* _Task description_: Pick out each line with the word "следующей" from the material that follows.

Stored data entries:

============

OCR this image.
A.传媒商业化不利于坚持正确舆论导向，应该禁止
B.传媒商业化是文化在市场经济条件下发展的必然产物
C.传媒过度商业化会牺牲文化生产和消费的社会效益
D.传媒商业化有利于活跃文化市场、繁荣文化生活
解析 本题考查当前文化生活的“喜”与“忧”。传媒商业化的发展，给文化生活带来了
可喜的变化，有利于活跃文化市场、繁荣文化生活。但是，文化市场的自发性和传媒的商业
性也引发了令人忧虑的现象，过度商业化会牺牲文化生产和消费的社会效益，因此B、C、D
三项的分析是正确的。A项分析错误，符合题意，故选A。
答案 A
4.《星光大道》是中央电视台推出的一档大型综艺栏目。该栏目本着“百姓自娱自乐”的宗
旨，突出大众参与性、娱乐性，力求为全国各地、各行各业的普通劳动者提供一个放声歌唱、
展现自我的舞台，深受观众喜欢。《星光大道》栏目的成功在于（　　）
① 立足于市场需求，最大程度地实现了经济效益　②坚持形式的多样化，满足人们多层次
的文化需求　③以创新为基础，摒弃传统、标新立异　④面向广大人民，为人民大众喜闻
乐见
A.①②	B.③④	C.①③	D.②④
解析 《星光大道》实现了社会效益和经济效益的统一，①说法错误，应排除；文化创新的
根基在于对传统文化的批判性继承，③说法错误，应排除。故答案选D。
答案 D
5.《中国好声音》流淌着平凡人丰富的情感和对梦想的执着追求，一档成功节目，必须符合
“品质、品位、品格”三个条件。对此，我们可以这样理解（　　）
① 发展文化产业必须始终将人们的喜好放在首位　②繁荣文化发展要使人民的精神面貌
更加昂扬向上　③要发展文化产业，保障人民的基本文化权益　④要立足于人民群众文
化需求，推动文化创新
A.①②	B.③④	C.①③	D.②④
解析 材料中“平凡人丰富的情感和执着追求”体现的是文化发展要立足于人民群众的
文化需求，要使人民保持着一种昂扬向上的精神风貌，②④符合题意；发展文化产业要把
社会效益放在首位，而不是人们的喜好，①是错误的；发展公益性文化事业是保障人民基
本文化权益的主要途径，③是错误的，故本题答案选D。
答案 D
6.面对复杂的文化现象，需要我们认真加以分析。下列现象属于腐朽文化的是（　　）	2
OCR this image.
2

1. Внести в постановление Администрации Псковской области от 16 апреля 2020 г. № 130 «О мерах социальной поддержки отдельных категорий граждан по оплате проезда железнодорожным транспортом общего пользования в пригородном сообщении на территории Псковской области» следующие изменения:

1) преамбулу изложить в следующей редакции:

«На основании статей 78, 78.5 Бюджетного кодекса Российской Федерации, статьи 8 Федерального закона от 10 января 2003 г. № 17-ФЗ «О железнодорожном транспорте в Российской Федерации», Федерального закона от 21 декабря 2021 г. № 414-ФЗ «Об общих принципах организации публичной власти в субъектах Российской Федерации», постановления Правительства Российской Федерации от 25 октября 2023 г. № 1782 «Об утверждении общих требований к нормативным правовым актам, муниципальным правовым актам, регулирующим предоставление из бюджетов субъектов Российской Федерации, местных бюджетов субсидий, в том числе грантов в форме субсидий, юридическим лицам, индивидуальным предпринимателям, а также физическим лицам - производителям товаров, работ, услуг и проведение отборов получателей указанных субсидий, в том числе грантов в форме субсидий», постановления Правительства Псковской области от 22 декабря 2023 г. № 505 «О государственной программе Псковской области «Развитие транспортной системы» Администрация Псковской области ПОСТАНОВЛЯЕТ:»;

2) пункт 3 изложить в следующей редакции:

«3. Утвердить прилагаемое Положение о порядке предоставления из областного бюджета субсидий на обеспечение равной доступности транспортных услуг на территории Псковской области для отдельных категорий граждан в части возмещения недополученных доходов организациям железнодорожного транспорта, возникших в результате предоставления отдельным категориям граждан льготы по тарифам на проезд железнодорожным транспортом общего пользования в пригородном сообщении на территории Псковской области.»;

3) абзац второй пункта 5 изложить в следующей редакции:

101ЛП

============

* _Exercise answer_:
1) преамбулу изложить в следующей редакции:
2) пункт 3 изложить в следующей редакции:
3) абзац второй пункта 5 изложить в следующей редакции:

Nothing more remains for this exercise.